Stored data entries
·····
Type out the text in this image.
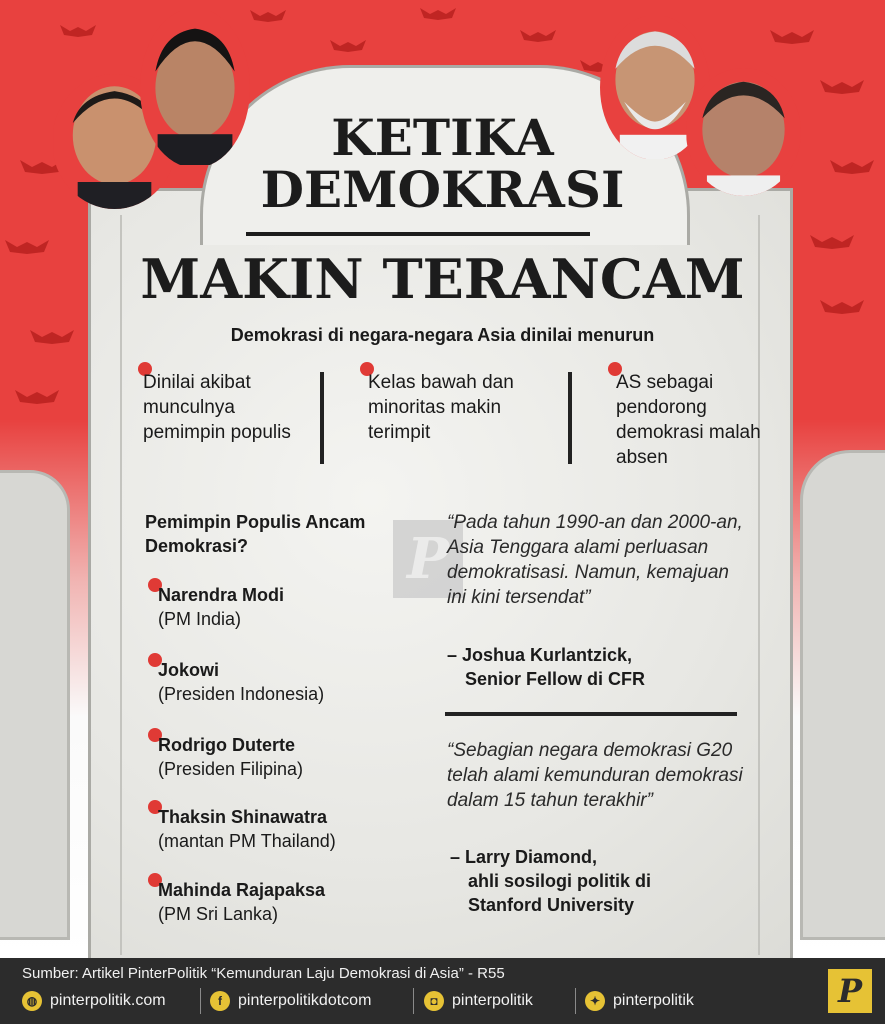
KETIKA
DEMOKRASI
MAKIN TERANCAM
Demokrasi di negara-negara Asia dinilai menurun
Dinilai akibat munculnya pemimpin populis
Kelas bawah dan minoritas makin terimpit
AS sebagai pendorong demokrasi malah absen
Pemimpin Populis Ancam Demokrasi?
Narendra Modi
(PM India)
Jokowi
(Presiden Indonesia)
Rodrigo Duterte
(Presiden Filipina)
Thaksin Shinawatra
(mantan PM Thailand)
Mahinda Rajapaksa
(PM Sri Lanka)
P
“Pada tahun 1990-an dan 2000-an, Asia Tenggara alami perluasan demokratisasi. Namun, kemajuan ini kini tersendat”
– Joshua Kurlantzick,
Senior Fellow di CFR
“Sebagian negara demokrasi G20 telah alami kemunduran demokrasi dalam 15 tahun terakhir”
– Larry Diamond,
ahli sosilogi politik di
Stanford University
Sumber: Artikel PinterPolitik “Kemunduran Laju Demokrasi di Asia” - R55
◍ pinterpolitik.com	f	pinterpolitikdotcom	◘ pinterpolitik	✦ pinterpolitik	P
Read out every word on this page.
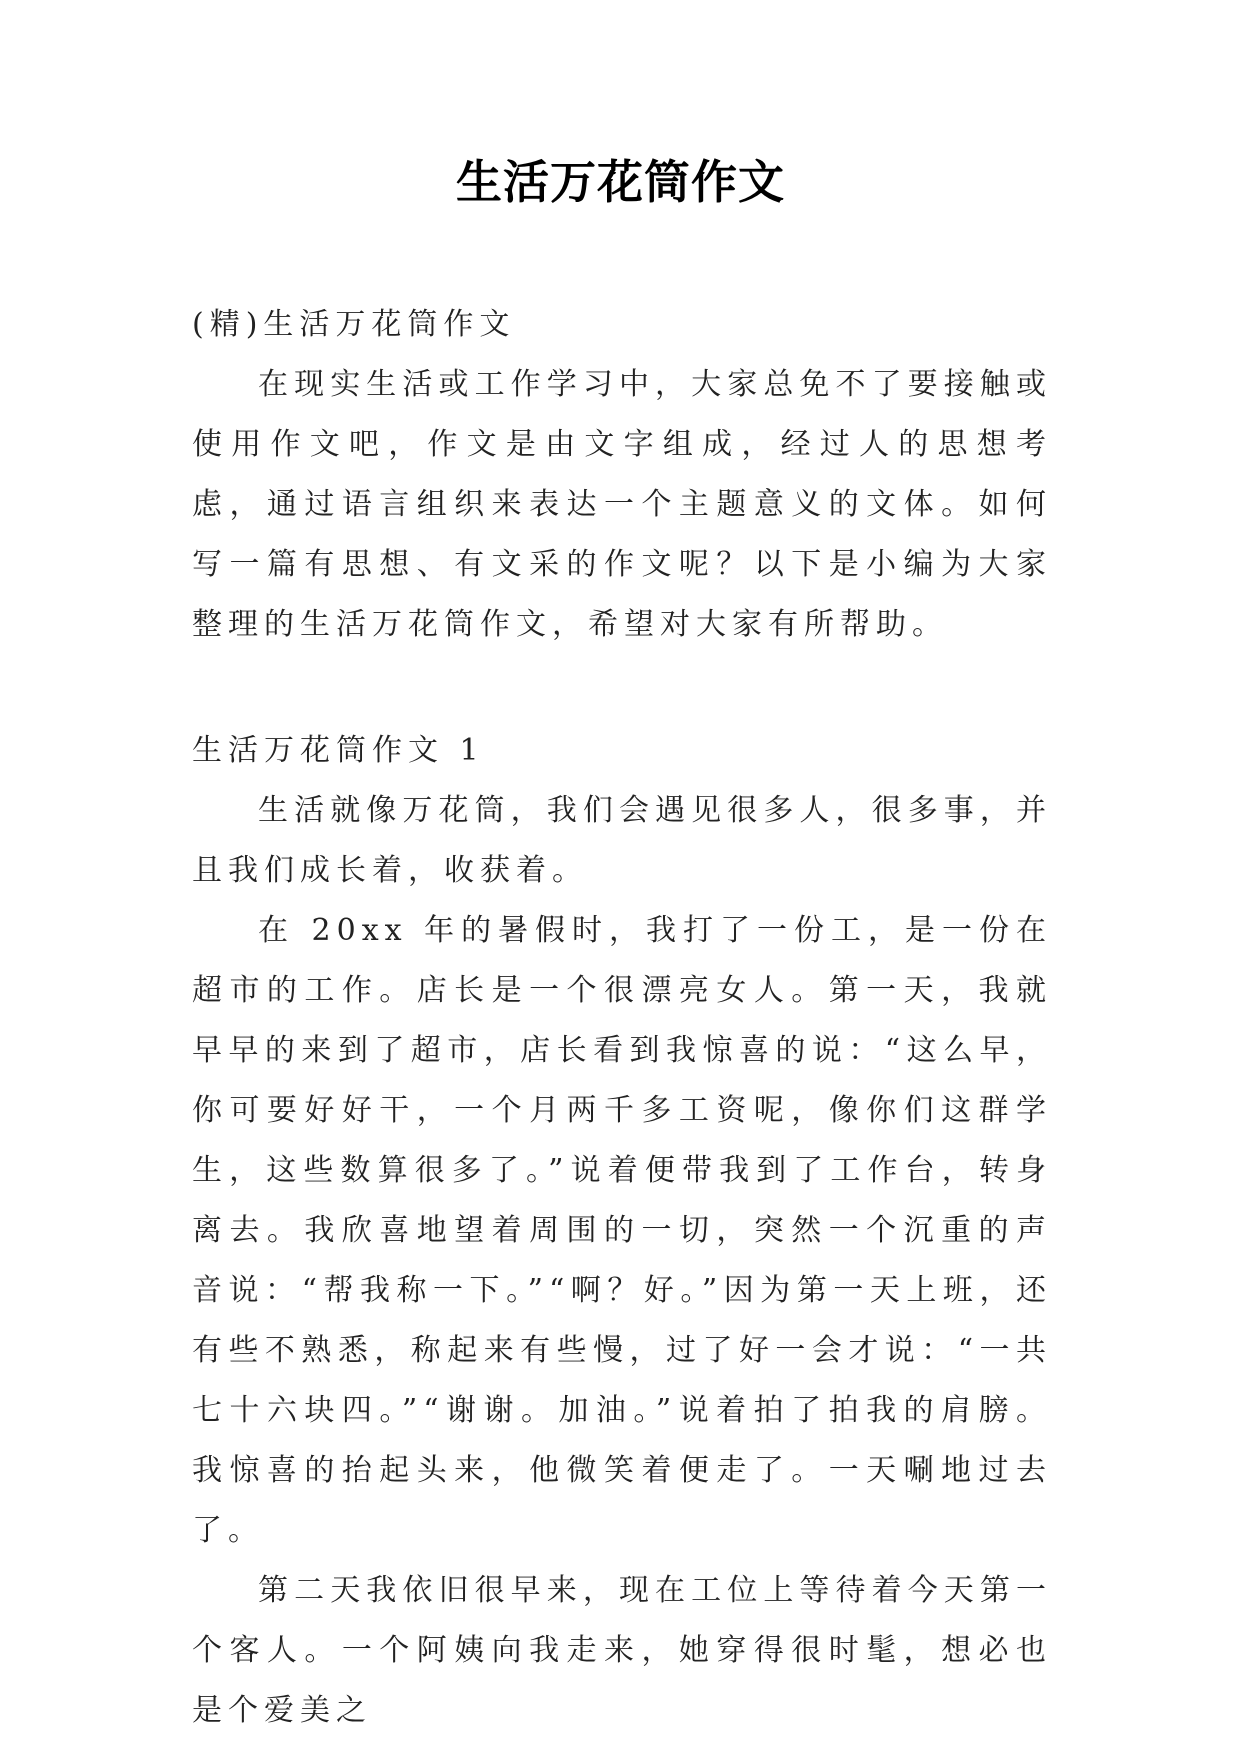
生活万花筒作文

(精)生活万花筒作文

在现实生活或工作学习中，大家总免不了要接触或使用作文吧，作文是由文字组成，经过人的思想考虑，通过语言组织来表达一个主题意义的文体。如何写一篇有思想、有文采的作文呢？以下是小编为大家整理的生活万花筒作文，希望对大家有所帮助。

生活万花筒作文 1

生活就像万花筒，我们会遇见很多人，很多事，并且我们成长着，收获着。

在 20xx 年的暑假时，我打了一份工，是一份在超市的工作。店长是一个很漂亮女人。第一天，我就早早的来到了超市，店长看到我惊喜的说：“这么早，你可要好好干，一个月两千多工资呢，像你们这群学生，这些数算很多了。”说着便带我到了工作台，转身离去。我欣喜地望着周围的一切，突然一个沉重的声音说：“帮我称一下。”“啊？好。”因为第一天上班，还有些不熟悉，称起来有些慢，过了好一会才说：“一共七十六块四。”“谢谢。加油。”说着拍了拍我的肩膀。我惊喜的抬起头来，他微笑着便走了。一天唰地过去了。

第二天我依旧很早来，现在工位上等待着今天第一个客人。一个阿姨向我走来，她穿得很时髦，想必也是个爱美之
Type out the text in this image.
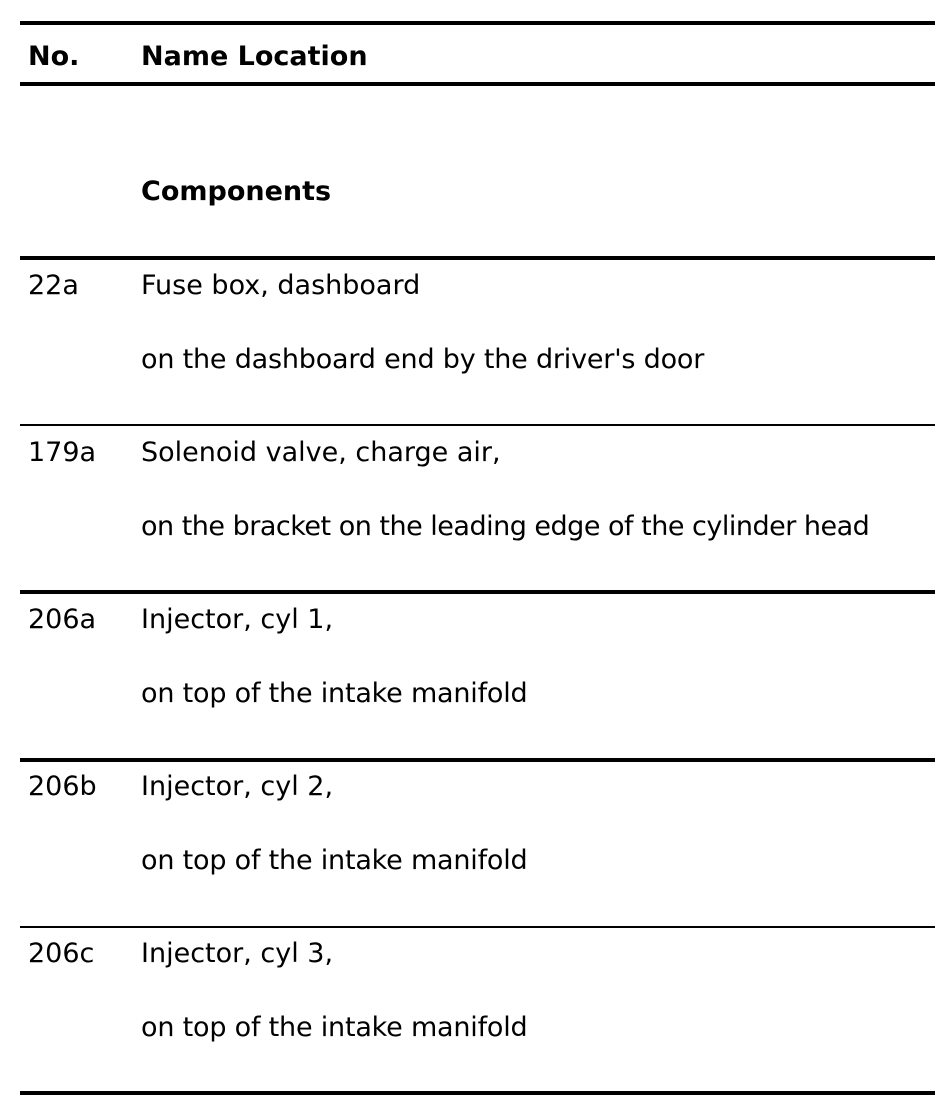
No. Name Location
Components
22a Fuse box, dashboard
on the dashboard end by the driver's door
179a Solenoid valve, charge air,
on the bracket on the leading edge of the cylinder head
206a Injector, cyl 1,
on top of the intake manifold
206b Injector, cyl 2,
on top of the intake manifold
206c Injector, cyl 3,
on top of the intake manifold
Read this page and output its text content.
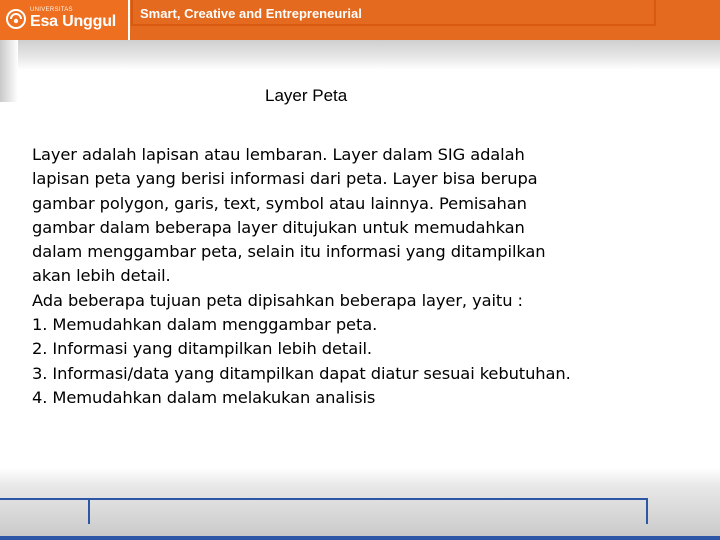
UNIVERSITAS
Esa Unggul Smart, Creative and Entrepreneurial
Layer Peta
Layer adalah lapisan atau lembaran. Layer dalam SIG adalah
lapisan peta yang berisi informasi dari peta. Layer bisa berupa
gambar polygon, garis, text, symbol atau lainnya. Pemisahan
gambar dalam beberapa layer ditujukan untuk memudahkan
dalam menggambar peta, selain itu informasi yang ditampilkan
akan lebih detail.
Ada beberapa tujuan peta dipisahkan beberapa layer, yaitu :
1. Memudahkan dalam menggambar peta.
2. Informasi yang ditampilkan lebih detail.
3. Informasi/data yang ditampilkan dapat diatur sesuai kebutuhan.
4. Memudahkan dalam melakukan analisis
·····
# TASK OBJECTIVE
Search the entries for the word "Presiden" and gather every line where it appears.

# ANSWER TO THE PROBLEM
(Presiden Indonesia)
(Presiden Filipina)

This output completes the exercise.